[Dataset]:

═══

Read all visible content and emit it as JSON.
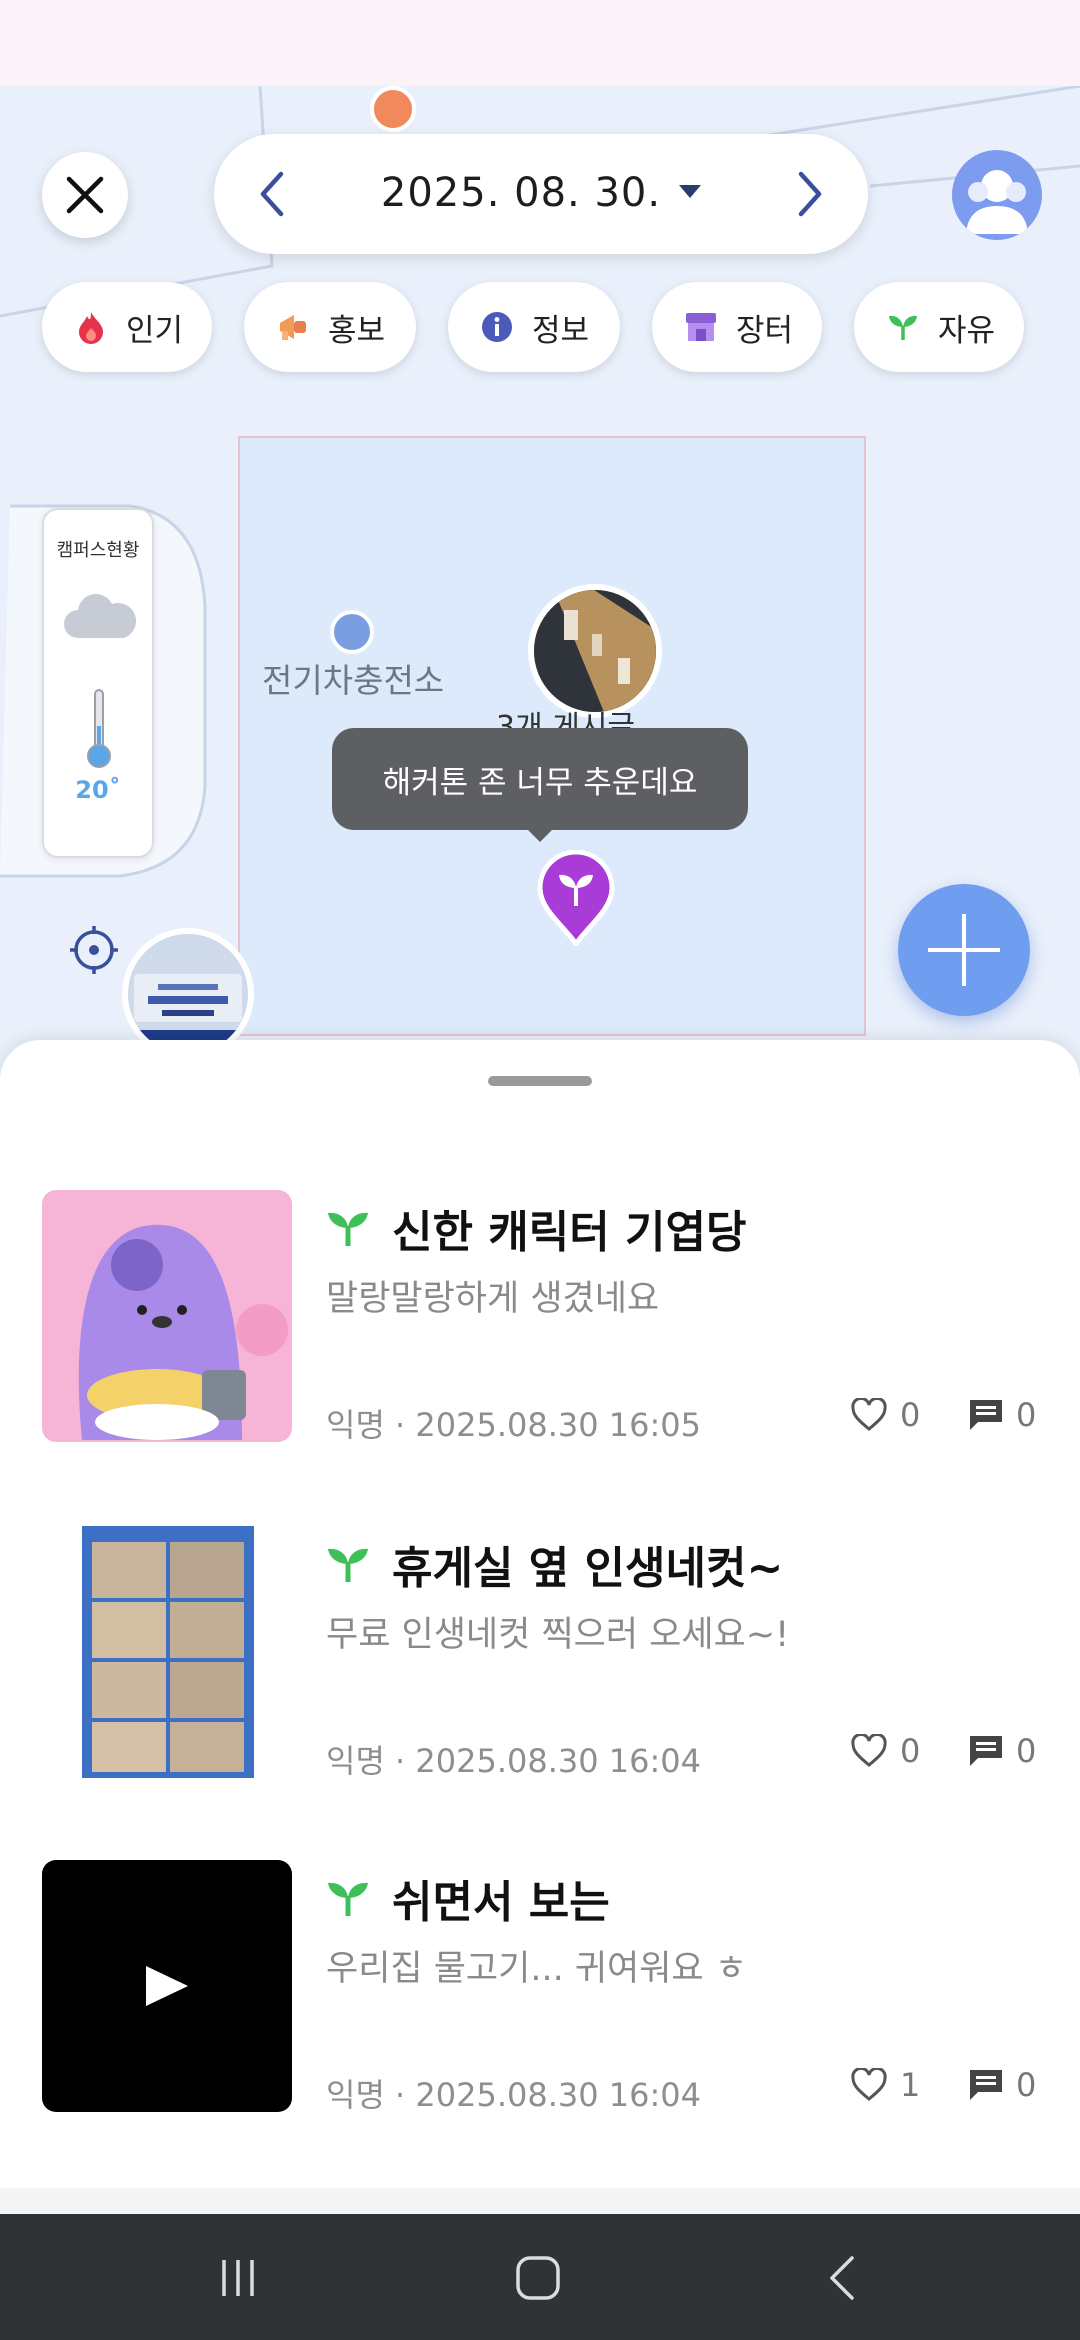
{
  "header": {
    "date": "2025. 08. 30."
  },
  "filters": [
    {
      "label": "인기",
      "icon": "fire-icon"
    },
    {
      "label": "홍보",
      "icon": "megaphone-icon"
    },
    {
      "label": "정보",
      "icon": "info-icon"
    },
    {
      "label": "장터",
      "icon": "store-icon"
    },
    {
      "label": "자유",
      "icon": "sprout-icon"
    }
  ],
  "map": {
    "road_label": "전기차충전소",
    "campus_status": {
      "title": "캠퍼스현황",
      "temperature": "20˚",
      "weather_icon": "cloud-icon"
    },
    "cluster_count": "3개 게시글",
    "bubble_text": "해커톤 존 너무 추운데요"
  },
  "posts": [
    {
      "title": "신한 캐릭터 기엽당",
      "body": "말랑말랑하게 생겼네요",
      "meta": "익명 · 2025.08.30 16:05",
      "likes": "0",
      "comments": "0"
    },
    {
      "title": "휴게실 옆 인생네컷~",
      "body": "무료 인생네컷 찍으러 오세요~!",
      "meta": "익명 · 2025.08.30 16:04",
      "likes": "0",
      "comments": "0"
    },
    {
      "title": "쉬면서 보는",
      "body": "우리집 물고기... 귀여워요 ㅎ",
      "meta": "익명 · 2025.08.30 16:04",
      "likes": "1",
      "comments": "0"
    }
  ],
  "colors": {
    "accent_blue": "#6f9ef0",
    "sprout_green": "#3fbf5a",
    "pin_purple": "#a93bd6"
  }
}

═══

[Exercise details]:
Repeat each entry exactly. Pictures do not belong in the copy.

[Answer to the problem]:
Read all visible content and emit it as JSON.
{
  "header": {
    "date": "2025. 08. 30."
  },
  "filters": [
    {
      "label": "인기",
      "icon": "fire-icon"
    },
    {
      "label": "홍보",
      "icon": "megaphone-icon"
    },
    {
      "label": "정보",
      "icon": "info-icon"
    },
    {
      "label": "장터",
      "icon": "store-icon"
    },
    {
      "label": "자유",
      "icon": "sprout-icon"
    }
  ],
  "map": {
    "road_label": "전기차충전소",
    "campus_status": {
      "title": "캠퍼스현황",
      "temperature": "20˚",
      "weather_icon": "cloud-icon"
    },
    "cluster_count": "3개 게시글",
    "bubble_text": "해커톤 존 너무 추운데요"
  },
  "posts": [
    {
      "title": "신한 캐릭터 기엽당",
      "body": "말랑말랑하게 생겼네요",
      "meta": "익명 · 2025.08.30 16:05",
      "likes": "0",
      "comments": "0"
    },
    {
      "title": "휴게실 옆 인생네컷~",
      "body": "무료 인생네컷 찍으러 오세요~!",
      "meta": "익명 · 2025.08.30 16:04",
      "likes": "0",
      "comments": "0"
    },
    {
      "title": "쉬면서 보는",
      "body": "우리집 물고기... 귀여워요 ㅎ",
      "meta": "익명 · 2025.08.30 16:04",
      "likes": "1",
      "comments": "0"
    }
  ],
  "colors": {
    "accent_blue": "#6f9ef0",
    "sprout_green": "#3fbf5a",
    "pin_purple": "#a93bd6"
  }
}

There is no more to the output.